#### [Listing excerpted from a collection]

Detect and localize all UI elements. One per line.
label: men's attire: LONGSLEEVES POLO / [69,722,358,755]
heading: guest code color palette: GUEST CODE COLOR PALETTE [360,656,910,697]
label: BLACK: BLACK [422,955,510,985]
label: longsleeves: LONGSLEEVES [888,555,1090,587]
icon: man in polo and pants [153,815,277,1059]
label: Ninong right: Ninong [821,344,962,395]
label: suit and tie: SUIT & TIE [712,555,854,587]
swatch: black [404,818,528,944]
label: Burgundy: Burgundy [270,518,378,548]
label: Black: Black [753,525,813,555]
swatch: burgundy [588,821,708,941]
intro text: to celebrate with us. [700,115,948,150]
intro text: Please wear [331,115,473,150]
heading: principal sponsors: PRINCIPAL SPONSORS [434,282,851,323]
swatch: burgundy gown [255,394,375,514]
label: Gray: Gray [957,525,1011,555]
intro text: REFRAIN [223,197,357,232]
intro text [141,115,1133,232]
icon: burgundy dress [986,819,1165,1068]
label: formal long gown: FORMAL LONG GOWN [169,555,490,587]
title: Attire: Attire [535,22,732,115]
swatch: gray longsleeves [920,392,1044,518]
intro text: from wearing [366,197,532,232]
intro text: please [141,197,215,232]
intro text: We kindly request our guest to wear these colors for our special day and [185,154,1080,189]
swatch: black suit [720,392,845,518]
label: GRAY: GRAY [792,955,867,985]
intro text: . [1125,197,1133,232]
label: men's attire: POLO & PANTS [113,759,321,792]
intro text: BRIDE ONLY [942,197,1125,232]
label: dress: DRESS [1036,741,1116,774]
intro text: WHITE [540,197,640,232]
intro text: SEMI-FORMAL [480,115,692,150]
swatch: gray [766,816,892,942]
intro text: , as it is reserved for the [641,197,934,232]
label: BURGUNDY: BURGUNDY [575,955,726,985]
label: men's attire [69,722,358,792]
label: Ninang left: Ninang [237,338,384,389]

#### [STATED GOAL]
Please repeat the listing above line for line, changing nothing.

#### [SOLUTION FOR THIS EXERCISE]
Detect and localize all UI elements. One per line.
label: men's attire: LONGSLEEVES POLO / [69,722,358,755]
heading: guest code color palette: GUEST CODE COLOR PALETTE [360,656,910,697]
label: BLACK: BLACK [422,955,510,985]
label: longsleeves: LONGSLEEVES [888,555,1090,587]
icon: man in polo and pants [153,815,277,1059]
label: Ninong right: Ninong [821,344,962,395]
label: suit and tie: SUIT & TIE [712,555,854,587]
swatch: black [404,818,528,944]
label: Burgundy: Burgundy [270,518,378,548]
label: Black: Black [753,525,813,555]
swatch: burgundy [588,821,708,941]
intro text: to celebrate with us. [700,115,948,150]
intro text: Please wear [331,115,473,150]
heading: principal sponsors: PRINCIPAL SPONSORS [434,282,851,323]
swatch: burgundy gown [255,394,375,514]
label: Gray: Gray [957,525,1011,555]
intro text: REFRAIN [223,197,357,232]
intro text [141,115,1133,232]
icon: burgundy dress [986,819,1165,1068]
label: formal long gown: FORMAL LONG GOWN [169,555,490,587]
title: Attire: Attire [535,22,732,115]
swatch: gray longsleeves [920,392,1044,518]
intro text: from wearing [366,197,532,232]
intro text: please [141,197,215,232]
intro text: We kindly request our guest to wear these colors for our special day and [185,154,1080,189]
swatch: black suit [720,392,845,518]
label: GRAY: GRAY [792,955,867,985]
intro text: . [1125,197,1133,232]
label: men's attire: POLO & PANTS [113,759,321,792]
intro text: BRIDE ONLY [942,197,1125,232]
label: dress: DRESS [1036,741,1116,774]
intro text: WHITE [540,197,640,232]
intro text: SEMI-FORMAL [480,115,692,150]
swatch: gray [766,816,892,942]
intro text: , as it is reserved for the [641,197,934,232]
label: BURGUNDY: BURGUNDY [575,955,726,985]
label: men's attire [69,722,358,792]
label: Ninang left: Ninang [237,338,384,389]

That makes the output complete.